◆ Task directions
Using the data below, repeat all of it precisely.

━━━━━ Records to process ━━━━━

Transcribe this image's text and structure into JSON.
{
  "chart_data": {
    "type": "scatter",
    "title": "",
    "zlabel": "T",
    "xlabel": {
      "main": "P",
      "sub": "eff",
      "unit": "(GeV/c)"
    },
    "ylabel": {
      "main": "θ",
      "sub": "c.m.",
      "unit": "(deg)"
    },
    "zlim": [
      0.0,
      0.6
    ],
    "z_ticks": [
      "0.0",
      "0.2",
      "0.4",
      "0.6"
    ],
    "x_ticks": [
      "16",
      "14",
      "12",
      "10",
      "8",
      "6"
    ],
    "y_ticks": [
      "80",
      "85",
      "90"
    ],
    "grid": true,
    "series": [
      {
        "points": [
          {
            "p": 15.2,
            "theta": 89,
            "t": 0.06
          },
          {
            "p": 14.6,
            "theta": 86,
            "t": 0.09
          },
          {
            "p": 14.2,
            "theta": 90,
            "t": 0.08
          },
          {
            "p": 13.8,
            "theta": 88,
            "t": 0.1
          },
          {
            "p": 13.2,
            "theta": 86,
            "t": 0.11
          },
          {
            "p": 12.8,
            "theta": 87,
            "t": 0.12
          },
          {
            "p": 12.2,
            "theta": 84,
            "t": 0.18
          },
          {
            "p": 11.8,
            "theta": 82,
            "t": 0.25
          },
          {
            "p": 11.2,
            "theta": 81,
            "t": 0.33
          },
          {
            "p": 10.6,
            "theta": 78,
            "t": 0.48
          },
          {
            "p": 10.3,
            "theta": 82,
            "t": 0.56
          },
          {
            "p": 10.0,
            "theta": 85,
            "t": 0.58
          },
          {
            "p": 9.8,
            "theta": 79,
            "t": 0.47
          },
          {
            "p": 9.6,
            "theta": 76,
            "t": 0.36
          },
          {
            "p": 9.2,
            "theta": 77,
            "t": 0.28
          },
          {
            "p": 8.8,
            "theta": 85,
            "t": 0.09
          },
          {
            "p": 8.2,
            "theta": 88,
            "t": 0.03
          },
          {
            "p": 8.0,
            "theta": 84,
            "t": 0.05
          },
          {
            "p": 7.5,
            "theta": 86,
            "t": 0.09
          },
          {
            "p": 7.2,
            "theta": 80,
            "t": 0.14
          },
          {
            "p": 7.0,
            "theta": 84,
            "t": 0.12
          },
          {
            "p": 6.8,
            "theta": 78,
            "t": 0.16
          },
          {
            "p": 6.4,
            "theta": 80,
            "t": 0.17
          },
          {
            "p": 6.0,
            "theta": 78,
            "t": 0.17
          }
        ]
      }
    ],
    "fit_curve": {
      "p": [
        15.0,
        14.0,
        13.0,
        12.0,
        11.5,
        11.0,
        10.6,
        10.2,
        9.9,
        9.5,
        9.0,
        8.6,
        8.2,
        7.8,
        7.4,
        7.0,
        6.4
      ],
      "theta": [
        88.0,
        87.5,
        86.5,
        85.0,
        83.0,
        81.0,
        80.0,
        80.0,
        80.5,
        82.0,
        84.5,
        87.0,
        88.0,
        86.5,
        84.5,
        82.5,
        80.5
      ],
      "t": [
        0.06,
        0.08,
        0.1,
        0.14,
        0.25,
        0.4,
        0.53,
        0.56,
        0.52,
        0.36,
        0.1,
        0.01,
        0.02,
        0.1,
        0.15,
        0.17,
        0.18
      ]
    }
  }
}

━━━━━

◆ Answer to the task
Transcribe this image's text and structure into JSON.
{
  "chart_data": {
    "type": "scatter",
    "title": "",
    "zlabel": "T",
    "xlabel": {
      "main": "P",
      "sub": "eff",
      "unit": "(GeV/c)"
    },
    "ylabel": {
      "main": "θ",
      "sub": "c.m.",
      "unit": "(deg)"
    },
    "zlim": [
      0.0,
      0.6
    ],
    "z_ticks": [
      "0.0",
      "0.2",
      "0.4",
      "0.6"
    ],
    "x_ticks": [
      "16",
      "14",
      "12",
      "10",
      "8",
      "6"
    ],
    "y_ticks": [
      "80",
      "85",
      "90"
    ],
    "grid": true,
    "series": [
      {
        "points": [
          {
            "p": 15.2,
            "theta": 89,
            "t": 0.06
          },
          {
            "p": 14.6,
            "theta": 86,
            "t": 0.09
          },
          {
            "p": 14.2,
            "theta": 90,
            "t": 0.08
          },
          {
            "p": 13.8,
            "theta": 88,
            "t": 0.1
          },
          {
            "p": 13.2,
            "theta": 86,
            "t": 0.11
          },
          {
            "p": 12.8,
            "theta": 87,
            "t": 0.12
          },
          {
            "p": 12.2,
            "theta": 84,
            "t": 0.18
          },
          {
            "p": 11.8,
            "theta": 82,
            "t": 0.25
          },
          {
            "p": 11.2,
            "theta": 81,
            "t": 0.33
          },
          {
            "p": 10.6,
            "theta": 78,
            "t": 0.48
          },
          {
            "p": 10.3,
            "theta": 82,
            "t": 0.56
          },
          {
            "p": 10.0,
            "theta": 85,
            "t": 0.58
          },
          {
            "p": 9.8,
            "theta": 79,
            "t": 0.47
          },
          {
            "p": 9.6,
            "theta": 76,
            "t": 0.36
          },
          {
            "p": 9.2,
            "theta": 77,
            "t": 0.28
          },
          {
            "p": 8.8,
            "theta": 85,
            "t": 0.09
          },
          {
            "p": 8.2,
            "theta": 88,
            "t": 0.03
          },
          {
            "p": 8.0,
            "theta": 84,
            "t": 0.05
          },
          {
            "p": 7.5,
            "theta": 86,
            "t": 0.09
          },
          {
            "p": 7.2,
            "theta": 80,
            "t": 0.14
          },
          {
            "p": 7.0,
            "theta": 84,
            "t": 0.12
          },
          {
            "p": 6.8,
            "theta": 78,
            "t": 0.16
          },
          {
            "p": 6.4,
            "theta": 80,
            "t": 0.17
          },
          {
            "p": 6.0,
            "theta": 78,
            "t": 0.17
          }
        ]
      }
    ],
    "fit_curve": {
      "p": [
        15.0,
        14.0,
        13.0,
        12.0,
        11.5,
        11.0,
        10.6,
        10.2,
        9.9,
        9.5,
        9.0,
        8.6,
        8.2,
        7.8,
        7.4,
        7.0,
        6.4
      ],
      "theta": [
        88.0,
        87.5,
        86.5,
        85.0,
        83.0,
        81.0,
        80.0,
        80.0,
        80.5,
        82.0,
        84.5,
        87.0,
        88.0,
        86.5,
        84.5,
        82.5,
        80.5
      ],
      "t": [
        0.06,
        0.08,
        0.1,
        0.14,
        0.25,
        0.4,
        0.53,
        0.56,
        0.52,
        0.36,
        0.1,
        0.01,
        0.02,
        0.1,
        0.15,
        0.17,
        0.18
      ]
    }
  }
}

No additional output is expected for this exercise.